## Begin Supplied material

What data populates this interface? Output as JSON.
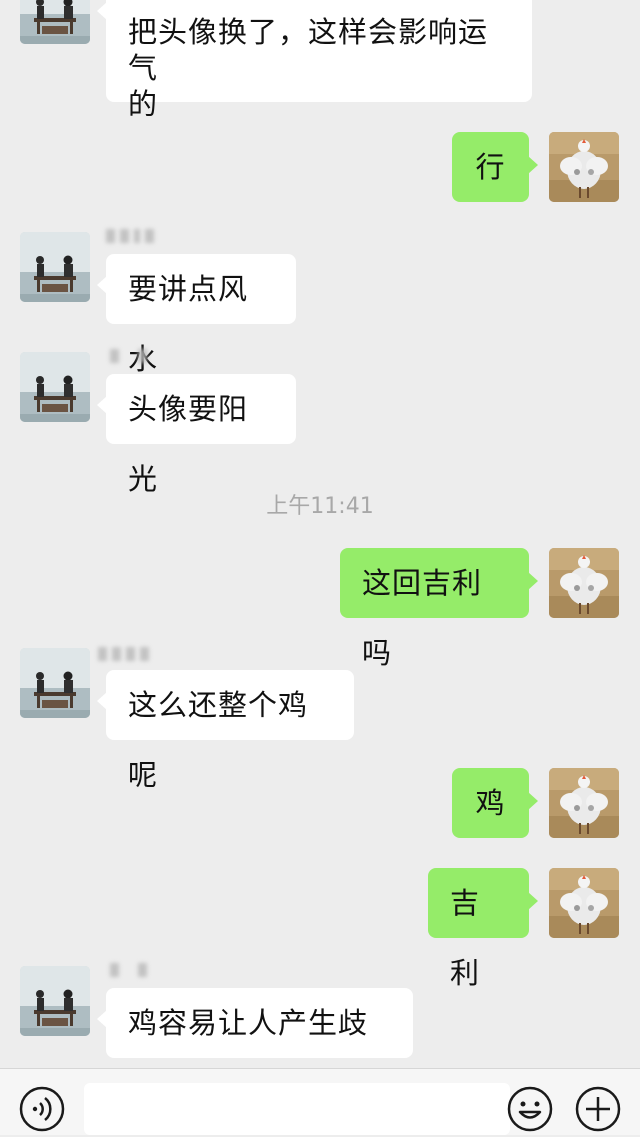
{
  "messages": [
    {
      "id": "m1",
      "dir": "in",
      "text": "把头像换了，这样会影响运气的"
    },
    {
      "id": "m2",
      "dir": "out",
      "text": "行"
    },
    {
      "id": "m3",
      "dir": "in",
      "text": "要讲点风水"
    },
    {
      "id": "m4",
      "dir": "in",
      "text": "头像要阳光"
    },
    {
      "id": "m5",
      "dir": "out",
      "text": "这回吉利吗"
    },
    {
      "id": "m6",
      "dir": "in",
      "text": "这么还整个鸡呢"
    },
    {
      "id": "m7",
      "dir": "out",
      "text": "鸡"
    },
    {
      "id": "m8",
      "dir": "out",
      "text": "吉利"
    },
    {
      "id": "m9",
      "dir": "in",
      "text": "鸡容易让人产生歧义"
    }
  ],
  "timestamp": "上午11:41",
  "m1_line1": "把头像换了，这样会影响运气",
  "m1_line2": "的",
  "input_bar": {
    "voice_icon": "voice-icon",
    "emoji_icon": "emoji-icon",
    "plus_icon": "plus-icon"
  },
  "colors": {
    "background": "#ededed",
    "incoming_bubble": "#ffffff",
    "outgoing_bubble": "#95ec69"
  }
}
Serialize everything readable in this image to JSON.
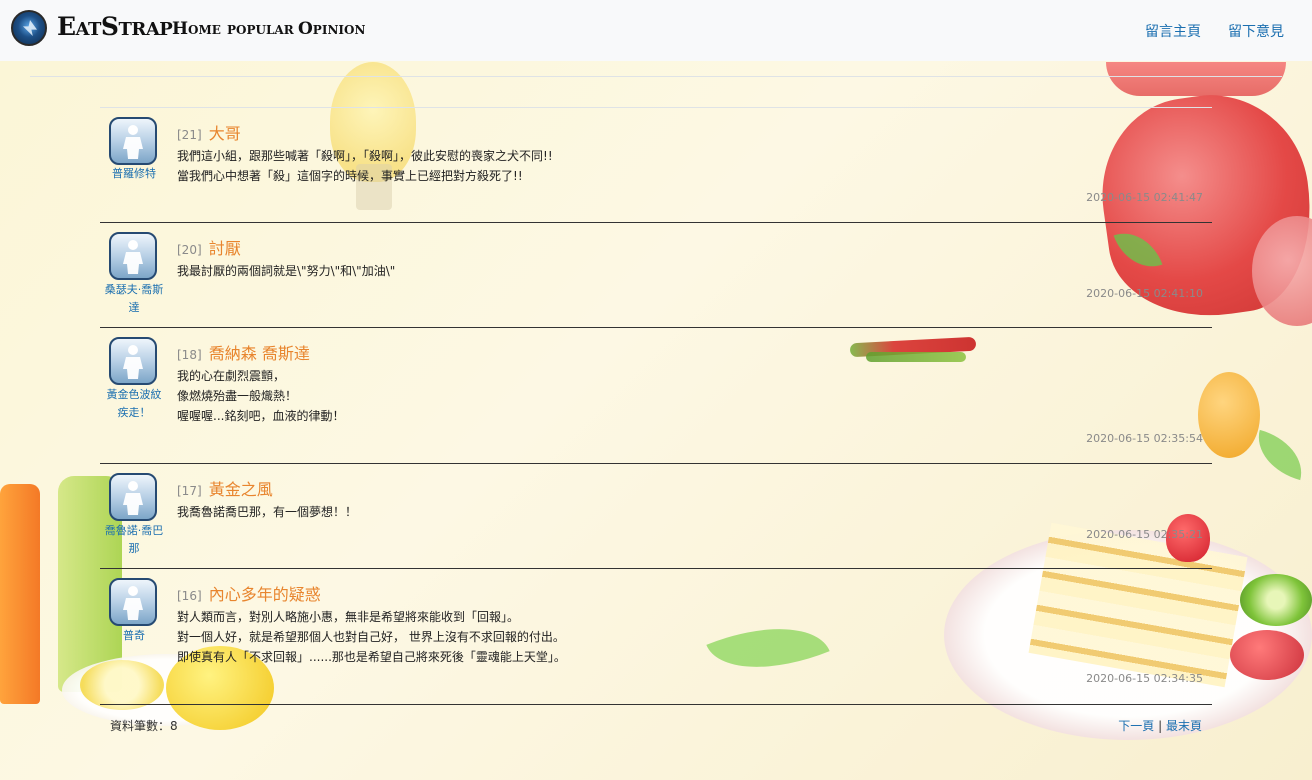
{
  "nav": {
    "brand": "EatStrap",
    "links": [
      "Home",
      "popular",
      "Opinion"
    ],
    "right_links": [
      "留言主頁",
      "留下意見"
    ]
  },
  "posts": [
    {
      "num": "[21]",
      "title": "大哥",
      "author": "普羅修特",
      "body": "我們這小組，跟那些喊著「殺啊」，「殺啊」，彼此安慰的喪家之犬不同!!\n當我們心中想著「殺」這個字的時候，事實上已經把對方殺死了!!",
      "time": "2020-06-15 02:41:47"
    },
    {
      "num": "[20]",
      "title": "討厭",
      "author": "桑瑟夫‧喬斯達",
      "body": "我最討厭的兩個詞就是\\\"努力\\\"和\\\"加油\\\"",
      "time": "2020-06-15 02:41:10"
    },
    {
      "num": "[18]",
      "title": "喬納森 喬斯達",
      "author": "黃金色波紋疾走！",
      "body": "我的心在劇烈震顫，\n像燃燒殆盡一般熾熱！\n喔喔喔...銘刻吧，血液的律動！",
      "time": "2020-06-15 02:35:54"
    },
    {
      "num": "[17]",
      "title": "黃金之風",
      "author": "喬魯諾‧喬巴那",
      "body": "我喬魯諾喬巴那，有一個夢想！！",
      "time": "2020-06-15 02:35:21"
    },
    {
      "num": "[16]",
      "title": "內心多年的疑惑",
      "author": "普奇",
      "body": "對人類而言，對別人略施小惠，無非是希望將來能收到「回報」。\n對一個人好，就是希望那個人也對自己好， 世界上沒有不求回報的付出。\n即使真有人「不求回報」......那也是希望自己將來死後「靈魂能上天堂」。",
      "time": "2020-06-15 02:34:35"
    }
  ],
  "footer": {
    "count_label": "資料筆數：8",
    "next": "下一頁",
    "sep": "|",
    "last": "最末頁"
  },
  "colors": {
    "title_orange": "#e8852e",
    "link_blue": "#1b6fb0",
    "navbar_bg": "#f8f9fa"
  },
  "icons": [
    "brand-logo-icon",
    "user-avatar-icon"
  ]
}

## End Supplied material

#### [What the task requires]
Your task is to repeat the data above exactly while excluding the pictures.

#### [Solution below]
What data populates this interface? Output as JSON.
{
  "messages": [
    {
      "id": "m1",
      "dir": "in",
      "text": "把头像换了，这样会影响运气的"
    },
    {
      "id": "m2",
      "dir": "out",
      "text": "行"
    },
    {
      "id": "m3",
      "dir": "in",
      "text": "要讲点风水"
    },
    {
      "id": "m4",
      "dir": "in",
      "text": "头像要阳光"
    },
    {
      "id": "m5",
      "dir": "out",
      "text": "这回吉利吗"
    },
    {
      "id": "m6",
      "dir": "in",
      "text": "这么还整个鸡呢"
    },
    {
      "id": "m7",
      "dir": "out",
      "text": "鸡"
    },
    {
      "id": "m8",
      "dir": "out",
      "text": "吉利"
    },
    {
      "id": "m9",
      "dir": "in",
      "text": "鸡容易让人产生歧义"
    }
  ],
  "timestamp": "上午11:41",
  "m1_line1": "把头像换了，这样会影响运气",
  "m1_line2": "的",
  "input_bar": {
    "voice_icon": "voice-icon",
    "emoji_icon": "emoji-icon",
    "plus_icon": "plus-icon"
  },
  "colors": {
    "background": "#ededed",
    "incoming_bubble": "#ffffff",
    "outgoing_bubble": "#95ec69"
  }
}
Serialize everything readable in this image to JSON.
{
  "nav": {
    "brand": "EatStrap",
    "links": [
      "Home",
      "popular",
      "Opinion"
    ],
    "right_links": [
      "留言主頁",
      "留下意見"
    ]
  },
  "posts": [
    {
      "num": "[21]",
      "title": "大哥",
      "author": "普羅修特",
      "body": "我們這小組，跟那些喊著「殺啊」，「殺啊」，彼此安慰的喪家之犬不同!!\n當我們心中想著「殺」這個字的時候，事實上已經把對方殺死了!!",
      "time": "2020-06-15 02:41:47"
    },
    {
      "num": "[20]",
      "title": "討厭",
      "author": "桑瑟夫‧喬斯達",
      "body": "我最討厭的兩個詞就是\\\"努力\\\"和\\\"加油\\\"",
      "time": "2020-06-15 02:41:10"
    },
    {
      "num": "[18]",
      "title": "喬納森 喬斯達",
      "author": "黃金色波紋疾走！",
      "body": "我的心在劇烈震顫，\n像燃燒殆盡一般熾熱！\n喔喔喔...銘刻吧，血液的律動！",
      "time": "2020-06-15 02:35:54"
    },
    {
      "num": "[17]",
      "title": "黃金之風",
      "author": "喬魯諾‧喬巴那",
      "body": "我喬魯諾喬巴那，有一個夢想！！",
      "time": "2020-06-15 02:35:21"
    },
    {
      "num": "[16]",
      "title": "內心多年的疑惑",
      "author": "普奇",
      "body": "對人類而言，對別人略施小惠，無非是希望將來能收到「回報」。\n對一個人好，就是希望那個人也對自己好， 世界上沒有不求回報的付出。\n即使真有人「不求回報」......那也是希望自己將來死後「靈魂能上天堂」。",
      "time": "2020-06-15 02:34:35"
    }
  ],
  "footer": {
    "count_label": "資料筆數：8",
    "next": "下一頁",
    "sep": "|",
    "last": "最末頁"
  },
  "colors": {
    "title_orange": "#e8852e",
    "link_blue": "#1b6fb0",
    "navbar_bg": "#f8f9fa"
  },
  "icons": [
    "brand-logo-icon",
    "user-avatar-icon"
  ]
}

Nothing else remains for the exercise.